◆ Task requirements: The records below need retyping in full; give them again exactly.

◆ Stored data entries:

##############################

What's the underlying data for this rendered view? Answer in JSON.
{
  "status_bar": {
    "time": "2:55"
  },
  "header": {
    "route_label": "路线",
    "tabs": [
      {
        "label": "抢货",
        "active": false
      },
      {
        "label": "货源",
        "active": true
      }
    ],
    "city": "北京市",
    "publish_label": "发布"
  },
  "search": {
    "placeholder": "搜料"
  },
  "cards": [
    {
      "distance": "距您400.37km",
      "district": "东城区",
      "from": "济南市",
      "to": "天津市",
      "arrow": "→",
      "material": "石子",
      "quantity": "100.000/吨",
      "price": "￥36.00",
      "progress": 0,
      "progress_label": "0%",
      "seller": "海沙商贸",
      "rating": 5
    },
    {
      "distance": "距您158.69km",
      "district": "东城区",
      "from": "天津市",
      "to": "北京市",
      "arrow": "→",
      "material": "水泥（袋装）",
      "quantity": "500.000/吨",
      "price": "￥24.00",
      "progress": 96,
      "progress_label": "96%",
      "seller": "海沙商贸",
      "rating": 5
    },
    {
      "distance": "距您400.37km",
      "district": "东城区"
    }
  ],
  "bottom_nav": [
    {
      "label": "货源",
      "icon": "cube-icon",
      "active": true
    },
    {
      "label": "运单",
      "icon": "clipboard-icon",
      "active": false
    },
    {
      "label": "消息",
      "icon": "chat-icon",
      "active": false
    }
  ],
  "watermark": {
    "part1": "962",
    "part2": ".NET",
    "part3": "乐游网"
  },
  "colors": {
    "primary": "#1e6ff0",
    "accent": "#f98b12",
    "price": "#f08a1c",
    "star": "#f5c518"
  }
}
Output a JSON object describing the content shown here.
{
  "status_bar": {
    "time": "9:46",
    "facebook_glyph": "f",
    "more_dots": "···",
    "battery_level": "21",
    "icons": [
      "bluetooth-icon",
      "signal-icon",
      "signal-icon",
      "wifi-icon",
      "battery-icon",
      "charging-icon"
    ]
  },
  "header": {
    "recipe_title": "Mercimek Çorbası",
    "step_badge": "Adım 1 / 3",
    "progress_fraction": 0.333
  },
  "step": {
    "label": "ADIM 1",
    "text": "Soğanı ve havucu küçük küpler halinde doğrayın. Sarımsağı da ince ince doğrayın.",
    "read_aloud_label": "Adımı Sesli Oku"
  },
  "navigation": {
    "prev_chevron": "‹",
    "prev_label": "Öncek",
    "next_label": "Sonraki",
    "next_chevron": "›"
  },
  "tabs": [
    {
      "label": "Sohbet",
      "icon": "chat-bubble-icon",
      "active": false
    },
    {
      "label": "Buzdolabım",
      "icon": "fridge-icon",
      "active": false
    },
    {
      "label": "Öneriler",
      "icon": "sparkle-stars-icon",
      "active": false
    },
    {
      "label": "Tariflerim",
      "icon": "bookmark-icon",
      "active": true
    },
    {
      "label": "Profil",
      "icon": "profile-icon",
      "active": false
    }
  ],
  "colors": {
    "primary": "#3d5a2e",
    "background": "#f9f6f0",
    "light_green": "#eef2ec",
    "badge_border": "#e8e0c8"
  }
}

##############################

◆ Task response:
What's the underlying data for this rendered view? Answer in JSON.
{
  "status_bar": {
    "time": "2:55"
  },
  "header": {
    "route_label": "路线",
    "tabs": [
      {
        "label": "抢货",
        "active": false
      },
      {
        "label": "货源",
        "active": true
      }
    ],
    "city": "北京市",
    "publish_label": "发布"
  },
  "search": {
    "placeholder": "搜料"
  },
  "cards": [
    {
      "distance": "距您400.37km",
      "district": "东城区",
      "from": "济南市",
      "to": "天津市",
      "arrow": "→",
      "material": "石子",
      "quantity": "100.000/吨",
      "price": "￥36.00",
      "progress": 0,
      "progress_label": "0%",
      "seller": "海沙商贸",
      "rating": 5
    },
    {
      "distance": "距您158.69km",
      "district": "东城区",
      "from": "天津市",
      "to": "北京市",
      "arrow": "→",
      "material": "水泥（袋装）",
      "quantity": "500.000/吨",
      "price": "￥24.00",
      "progress": 96,
      "progress_label": "96%",
      "seller": "海沙商贸",
      "rating": 5
    },
    {
      "distance": "距您400.37km",
      "district": "东城区"
    }
  ],
  "bottom_nav": [
    {
      "label": "货源",
      "icon": "cube-icon",
      "active": true
    },
    {
      "label": "运单",
      "icon": "clipboard-icon",
      "active": false
    },
    {
      "label": "消息",
      "icon": "chat-icon",
      "active": false
    }
  ],
  "watermark": {
    "part1": "962",
    "part2": ".NET",
    "part3": "乐游网"
  },
  "colors": {
    "primary": "#1e6ff0",
    "accent": "#f98b12",
    "price": "#f08a1c",
    "star": "#f5c518"
  }
}
Output a JSON object describing the content shown here.
{
  "status_bar": {
    "time": "9:46",
    "facebook_glyph": "f",
    "more_dots": "···",
    "battery_level": "21",
    "icons": [
      "bluetooth-icon",
      "signal-icon",
      "signal-icon",
      "wifi-icon",
      "battery-icon",
      "charging-icon"
    ]
  },
  "header": {
    "recipe_title": "Mercimek Çorbası",
    "step_badge": "Adım 1 / 3",
    "progress_fraction": 0.333
  },
  "step": {
    "label": "ADIM 1",
    "text": "Soğanı ve havucu küçük küpler halinde doğrayın. Sarımsağı da ince ince doğrayın.",
    "read_aloud_label": "Adımı Sesli Oku"
  },
  "navigation": {
    "prev_chevron": "‹",
    "prev_label": "Öncek",
    "next_label": "Sonraki",
    "next_chevron": "›"
  },
  "tabs": [
    {
      "label": "Sohbet",
      "icon": "chat-bubble-icon",
      "active": false
    },
    {
      "label": "Buzdolabım",
      "icon": "fridge-icon",
      "active": false
    },
    {
      "label": "Öneriler",
      "icon": "sparkle-stars-icon",
      "active": false
    },
    {
      "label": "Tariflerim",
      "icon": "bookmark-icon",
      "active": true
    },
    {
      "label": "Profil",
      "icon": "profile-icon",
      "active": false
    }
  ],
  "colors": {
    "primary": "#3d5a2e",
    "background": "#f9f6f0",
    "light_green": "#eef2ec",
    "badge_border": "#e8e0c8"
  }
}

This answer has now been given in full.